[Begin Records shown]

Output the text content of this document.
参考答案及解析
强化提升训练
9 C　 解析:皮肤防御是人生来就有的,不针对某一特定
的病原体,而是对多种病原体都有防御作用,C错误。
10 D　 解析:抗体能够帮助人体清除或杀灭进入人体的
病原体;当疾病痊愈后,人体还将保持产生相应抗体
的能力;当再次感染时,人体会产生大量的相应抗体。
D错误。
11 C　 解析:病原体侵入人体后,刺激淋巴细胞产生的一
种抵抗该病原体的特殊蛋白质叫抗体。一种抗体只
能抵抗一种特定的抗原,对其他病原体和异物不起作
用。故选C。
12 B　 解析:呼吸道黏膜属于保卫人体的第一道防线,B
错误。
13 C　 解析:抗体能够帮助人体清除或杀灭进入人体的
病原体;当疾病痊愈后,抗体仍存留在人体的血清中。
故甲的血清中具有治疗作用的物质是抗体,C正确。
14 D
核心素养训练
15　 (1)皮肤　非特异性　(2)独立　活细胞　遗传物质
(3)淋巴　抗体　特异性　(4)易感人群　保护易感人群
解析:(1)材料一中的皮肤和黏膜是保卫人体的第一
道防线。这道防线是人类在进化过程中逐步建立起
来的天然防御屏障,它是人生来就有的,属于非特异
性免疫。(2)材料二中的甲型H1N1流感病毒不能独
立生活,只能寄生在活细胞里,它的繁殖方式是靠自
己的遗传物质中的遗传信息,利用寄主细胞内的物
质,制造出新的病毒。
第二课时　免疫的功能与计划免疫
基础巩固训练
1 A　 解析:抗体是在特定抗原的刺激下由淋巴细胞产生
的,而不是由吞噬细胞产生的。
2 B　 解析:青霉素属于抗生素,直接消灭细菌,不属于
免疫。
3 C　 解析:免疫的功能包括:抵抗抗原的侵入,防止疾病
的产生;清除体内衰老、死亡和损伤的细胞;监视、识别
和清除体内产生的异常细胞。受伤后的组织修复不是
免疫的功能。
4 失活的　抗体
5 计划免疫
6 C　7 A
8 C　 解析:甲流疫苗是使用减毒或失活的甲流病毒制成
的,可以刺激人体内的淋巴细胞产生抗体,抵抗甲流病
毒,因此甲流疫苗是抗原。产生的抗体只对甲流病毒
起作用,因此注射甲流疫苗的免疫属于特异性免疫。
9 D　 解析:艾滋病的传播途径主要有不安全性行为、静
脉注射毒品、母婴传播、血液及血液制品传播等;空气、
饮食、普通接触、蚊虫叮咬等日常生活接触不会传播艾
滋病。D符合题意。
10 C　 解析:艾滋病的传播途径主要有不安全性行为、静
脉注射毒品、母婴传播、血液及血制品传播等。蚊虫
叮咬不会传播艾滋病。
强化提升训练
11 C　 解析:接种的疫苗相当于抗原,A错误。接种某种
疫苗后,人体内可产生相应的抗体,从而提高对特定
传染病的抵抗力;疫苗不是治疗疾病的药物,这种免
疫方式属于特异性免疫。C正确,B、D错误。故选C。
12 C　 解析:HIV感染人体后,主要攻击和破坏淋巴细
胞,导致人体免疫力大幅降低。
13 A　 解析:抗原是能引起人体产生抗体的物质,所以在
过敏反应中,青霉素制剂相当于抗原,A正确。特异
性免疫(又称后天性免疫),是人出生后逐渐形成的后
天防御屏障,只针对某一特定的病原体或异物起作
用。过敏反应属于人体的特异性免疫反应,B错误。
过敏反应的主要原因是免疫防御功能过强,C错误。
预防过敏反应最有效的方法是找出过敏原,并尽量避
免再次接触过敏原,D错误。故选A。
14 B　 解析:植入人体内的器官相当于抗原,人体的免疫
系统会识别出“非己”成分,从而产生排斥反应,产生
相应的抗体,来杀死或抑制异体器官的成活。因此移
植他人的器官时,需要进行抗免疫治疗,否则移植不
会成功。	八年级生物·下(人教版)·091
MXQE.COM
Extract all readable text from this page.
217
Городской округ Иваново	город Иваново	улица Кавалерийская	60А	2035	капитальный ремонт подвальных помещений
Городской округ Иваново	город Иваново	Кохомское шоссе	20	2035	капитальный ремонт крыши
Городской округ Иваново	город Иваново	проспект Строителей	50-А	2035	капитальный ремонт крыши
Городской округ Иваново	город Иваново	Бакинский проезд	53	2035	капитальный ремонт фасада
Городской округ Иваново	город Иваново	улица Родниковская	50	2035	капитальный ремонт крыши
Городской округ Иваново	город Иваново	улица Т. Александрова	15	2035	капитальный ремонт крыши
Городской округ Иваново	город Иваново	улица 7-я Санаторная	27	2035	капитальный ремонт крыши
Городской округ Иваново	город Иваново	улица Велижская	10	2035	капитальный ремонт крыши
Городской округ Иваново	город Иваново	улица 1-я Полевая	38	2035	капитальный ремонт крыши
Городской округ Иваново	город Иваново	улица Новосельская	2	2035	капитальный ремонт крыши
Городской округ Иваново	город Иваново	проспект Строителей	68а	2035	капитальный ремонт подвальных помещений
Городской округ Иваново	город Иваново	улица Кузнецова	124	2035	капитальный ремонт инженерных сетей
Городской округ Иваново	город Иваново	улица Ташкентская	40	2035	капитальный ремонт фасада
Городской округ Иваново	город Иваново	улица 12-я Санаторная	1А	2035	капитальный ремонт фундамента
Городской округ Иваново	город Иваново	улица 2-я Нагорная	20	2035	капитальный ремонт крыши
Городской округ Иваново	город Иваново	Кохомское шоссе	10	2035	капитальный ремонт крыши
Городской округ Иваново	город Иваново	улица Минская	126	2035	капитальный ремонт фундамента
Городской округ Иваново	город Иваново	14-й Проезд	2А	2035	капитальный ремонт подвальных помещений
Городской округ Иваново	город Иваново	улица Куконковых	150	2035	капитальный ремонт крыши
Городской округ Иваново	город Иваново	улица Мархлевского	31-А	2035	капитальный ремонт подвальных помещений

[End Records shown]

Calculate how many lines of the material include the string "艾滋病的传播途径主要有不安全性行为", and state that number by itself.

2